■ Records supplied
▬▬▬
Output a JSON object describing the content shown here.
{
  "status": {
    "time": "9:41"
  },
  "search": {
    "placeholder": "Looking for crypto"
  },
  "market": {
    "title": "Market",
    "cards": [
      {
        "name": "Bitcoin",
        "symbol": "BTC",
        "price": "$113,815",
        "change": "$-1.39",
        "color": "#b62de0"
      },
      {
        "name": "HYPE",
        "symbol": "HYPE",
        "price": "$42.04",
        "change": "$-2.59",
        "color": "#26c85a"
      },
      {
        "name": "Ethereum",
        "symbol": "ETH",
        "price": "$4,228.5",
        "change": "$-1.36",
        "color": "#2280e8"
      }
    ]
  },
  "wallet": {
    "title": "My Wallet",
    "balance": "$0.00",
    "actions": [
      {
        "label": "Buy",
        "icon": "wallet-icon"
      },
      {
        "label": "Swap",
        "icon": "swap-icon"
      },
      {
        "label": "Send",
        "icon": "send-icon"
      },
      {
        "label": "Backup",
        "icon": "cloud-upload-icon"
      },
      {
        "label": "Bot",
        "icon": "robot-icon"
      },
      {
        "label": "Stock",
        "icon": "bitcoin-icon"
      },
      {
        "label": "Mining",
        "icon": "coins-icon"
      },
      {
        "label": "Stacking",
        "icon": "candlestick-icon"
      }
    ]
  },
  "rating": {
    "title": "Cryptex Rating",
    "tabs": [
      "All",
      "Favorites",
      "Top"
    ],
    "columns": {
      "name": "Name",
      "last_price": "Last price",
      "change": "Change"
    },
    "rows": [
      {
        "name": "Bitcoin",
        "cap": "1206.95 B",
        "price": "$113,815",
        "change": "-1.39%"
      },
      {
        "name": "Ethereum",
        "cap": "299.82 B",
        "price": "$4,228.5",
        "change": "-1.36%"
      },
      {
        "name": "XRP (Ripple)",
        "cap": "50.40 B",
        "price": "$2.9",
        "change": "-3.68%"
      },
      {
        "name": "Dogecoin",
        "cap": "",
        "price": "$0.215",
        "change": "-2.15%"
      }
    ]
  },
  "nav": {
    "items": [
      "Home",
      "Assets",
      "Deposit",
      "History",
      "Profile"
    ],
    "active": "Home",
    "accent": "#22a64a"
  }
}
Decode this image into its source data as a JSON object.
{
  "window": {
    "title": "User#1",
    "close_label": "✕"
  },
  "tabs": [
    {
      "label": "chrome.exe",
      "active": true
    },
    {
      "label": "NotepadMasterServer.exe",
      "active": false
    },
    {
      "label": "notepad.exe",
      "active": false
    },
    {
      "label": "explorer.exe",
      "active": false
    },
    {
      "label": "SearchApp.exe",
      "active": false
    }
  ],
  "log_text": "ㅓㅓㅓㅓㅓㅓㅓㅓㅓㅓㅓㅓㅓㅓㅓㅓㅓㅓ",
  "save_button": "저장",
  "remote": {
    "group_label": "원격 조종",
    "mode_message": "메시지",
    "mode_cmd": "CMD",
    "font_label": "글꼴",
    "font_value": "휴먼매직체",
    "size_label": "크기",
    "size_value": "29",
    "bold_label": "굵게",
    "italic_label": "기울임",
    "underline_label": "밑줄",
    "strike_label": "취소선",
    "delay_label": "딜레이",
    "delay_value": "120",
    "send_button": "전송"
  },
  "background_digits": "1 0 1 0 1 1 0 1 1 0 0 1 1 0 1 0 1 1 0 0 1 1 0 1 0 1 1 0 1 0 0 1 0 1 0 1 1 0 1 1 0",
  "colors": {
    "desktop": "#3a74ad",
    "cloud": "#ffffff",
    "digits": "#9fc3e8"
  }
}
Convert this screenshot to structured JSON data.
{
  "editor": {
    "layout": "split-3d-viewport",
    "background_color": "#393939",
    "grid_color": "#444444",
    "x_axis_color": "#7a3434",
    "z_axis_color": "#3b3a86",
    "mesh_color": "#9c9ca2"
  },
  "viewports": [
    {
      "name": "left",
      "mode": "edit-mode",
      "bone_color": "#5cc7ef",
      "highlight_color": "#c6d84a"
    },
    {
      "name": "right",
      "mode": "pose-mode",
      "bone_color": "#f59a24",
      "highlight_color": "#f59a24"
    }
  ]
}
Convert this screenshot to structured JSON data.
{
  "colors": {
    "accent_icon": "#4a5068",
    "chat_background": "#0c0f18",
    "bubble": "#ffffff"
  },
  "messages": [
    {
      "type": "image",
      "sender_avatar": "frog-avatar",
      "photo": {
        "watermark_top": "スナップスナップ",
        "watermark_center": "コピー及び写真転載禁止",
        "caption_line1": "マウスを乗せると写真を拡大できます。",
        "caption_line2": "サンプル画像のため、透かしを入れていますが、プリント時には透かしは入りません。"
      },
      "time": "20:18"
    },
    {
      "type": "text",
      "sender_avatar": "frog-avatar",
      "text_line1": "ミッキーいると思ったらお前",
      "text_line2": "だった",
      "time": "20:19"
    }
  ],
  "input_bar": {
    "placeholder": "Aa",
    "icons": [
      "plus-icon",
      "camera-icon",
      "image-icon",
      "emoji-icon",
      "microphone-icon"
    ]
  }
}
▬▬▬
■ Task requirements
Copy each line of the data exactly, leaving nothing out.

■ Full response
Output a JSON object describing the content shown here.
{
  "status": {
    "time": "9:41"
  },
  "search": {
    "placeholder": "Looking for crypto"
  },
  "market": {
    "title": "Market",
    "cards": [
      {
        "name": "Bitcoin",
        "symbol": "BTC",
        "price": "$113,815",
        "change": "$-1.39",
        "color": "#b62de0"
      },
      {
        "name": "HYPE",
        "symbol": "HYPE",
        "price": "$42.04",
        "change": "$-2.59",
        "color": "#26c85a"
      },
      {
        "name": "Ethereum",
        "symbol": "ETH",
        "price": "$4,228.5",
        "change": "$-1.36",
        "color": "#2280e8"
      }
    ]
  },
  "wallet": {
    "title": "My Wallet",
    "balance": "$0.00",
    "actions": [
      {
        "label": "Buy",
        "icon": "wallet-icon"
      },
      {
        "label": "Swap",
        "icon": "swap-icon"
      },
      {
        "label": "Send",
        "icon": "send-icon"
      },
      {
        "label": "Backup",
        "icon": "cloud-upload-icon"
      },
      {
        "label": "Bot",
        "icon": "robot-icon"
      },
      {
        "label": "Stock",
        "icon": "bitcoin-icon"
      },
      {
        "label": "Mining",
        "icon": "coins-icon"
      },
      {
        "label": "Stacking",
        "icon": "candlestick-icon"
      }
    ]
  },
  "rating": {
    "title": "Cryptex Rating",
    "tabs": [
      "All",
      "Favorites",
      "Top"
    ],
    "columns": {
      "name": "Name",
      "last_price": "Last price",
      "change": "Change"
    },
    "rows": [
      {
        "name": "Bitcoin",
        "cap": "1206.95 B",
        "price": "$113,815",
        "change": "-1.39%"
      },
      {
        "name": "Ethereum",
        "cap": "299.82 B",
        "price": "$4,228.5",
        "change": "-1.36%"
      },
      {
        "name": "XRP (Ripple)",
        "cap": "50.40 B",
        "price": "$2.9",
        "change": "-3.68%"
      },
      {
        "name": "Dogecoin",
        "cap": "",
        "price": "$0.215",
        "change": "-2.15%"
      }
    ]
  },
  "nav": {
    "items": [
      "Home",
      "Assets",
      "Deposit",
      "History",
      "Profile"
    ],
    "active": "Home",
    "accent": "#22a64a"
  }
}
Decode this image into its source data as a JSON object.
{
  "window": {
    "title": "User#1",
    "close_label": "✕"
  },
  "tabs": [
    {
      "label": "chrome.exe",
      "active": true
    },
    {
      "label": "NotepadMasterServer.exe",
      "active": false
    },
    {
      "label": "notepad.exe",
      "active": false
    },
    {
      "label": "explorer.exe",
      "active": false
    },
    {
      "label": "SearchApp.exe",
      "active": false
    }
  ],
  "log_text": "ㅓㅓㅓㅓㅓㅓㅓㅓㅓㅓㅓㅓㅓㅓㅓㅓㅓㅓ",
  "save_button": "저장",
  "remote": {
    "group_label": "원격 조종",
    "mode_message": "메시지",
    "mode_cmd": "CMD",
    "font_label": "글꼴",
    "font_value": "휴먼매직체",
    "size_label": "크기",
    "size_value": "29",
    "bold_label": "굵게",
    "italic_label": "기울임",
    "underline_label": "밑줄",
    "strike_label": "취소선",
    "delay_label": "딜레이",
    "delay_value": "120",
    "send_button": "전송"
  },
  "background_digits": "1 0 1 0 1 1 0 1 1 0 0 1 1 0 1 0 1 1 0 0 1 1 0 1 0 1 1 0 1 0 0 1 0 1 0 1 1 0 1 1 0",
  "colors": {
    "desktop": "#3a74ad",
    "cloud": "#ffffff",
    "digits": "#9fc3e8"
  }
}
Convert this screenshot to structured JSON data.
{
  "editor": {
    "layout": "split-3d-viewport",
    "background_color": "#393939",
    "grid_color": "#444444",
    "x_axis_color": "#7a3434",
    "z_axis_color": "#3b3a86",
    "mesh_color": "#9c9ca2"
  },
  "viewports": [
    {
      "name": "left",
      "mode": "edit-mode",
      "bone_color": "#5cc7ef",
      "highlight_color": "#c6d84a"
    },
    {
      "name": "right",
      "mode": "pose-mode",
      "bone_color": "#f59a24",
      "highlight_color": "#f59a24"
    }
  ]
}
Convert this screenshot to structured JSON data.
{
  "colors": {
    "accent_icon": "#4a5068",
    "chat_background": "#0c0f18",
    "bubble": "#ffffff"
  },
  "messages": [
    {
      "type": "image",
      "sender_avatar": "frog-avatar",
      "photo": {
        "watermark_top": "スナップスナップ",
        "watermark_center": "コピー及び写真転載禁止",
        "caption_line1": "マウスを乗せると写真を拡大できます。",
        "caption_line2": "サンプル画像のため、透かしを入れていますが、プリント時には透かしは入りません。"
      },
      "time": "20:18"
    },
    {
      "type": "text",
      "sender_avatar": "frog-avatar",
      "text_line1": "ミッキーいると思ったらお前",
      "text_line2": "だった",
      "time": "20:19"
    }
  ],
  "input_bar": {
    "placeholder": "Aa",
    "icons": [
      "plus-icon",
      "camera-icon",
      "image-icon",
      "emoji-icon",
      "microphone-icon"
    ]
  }
}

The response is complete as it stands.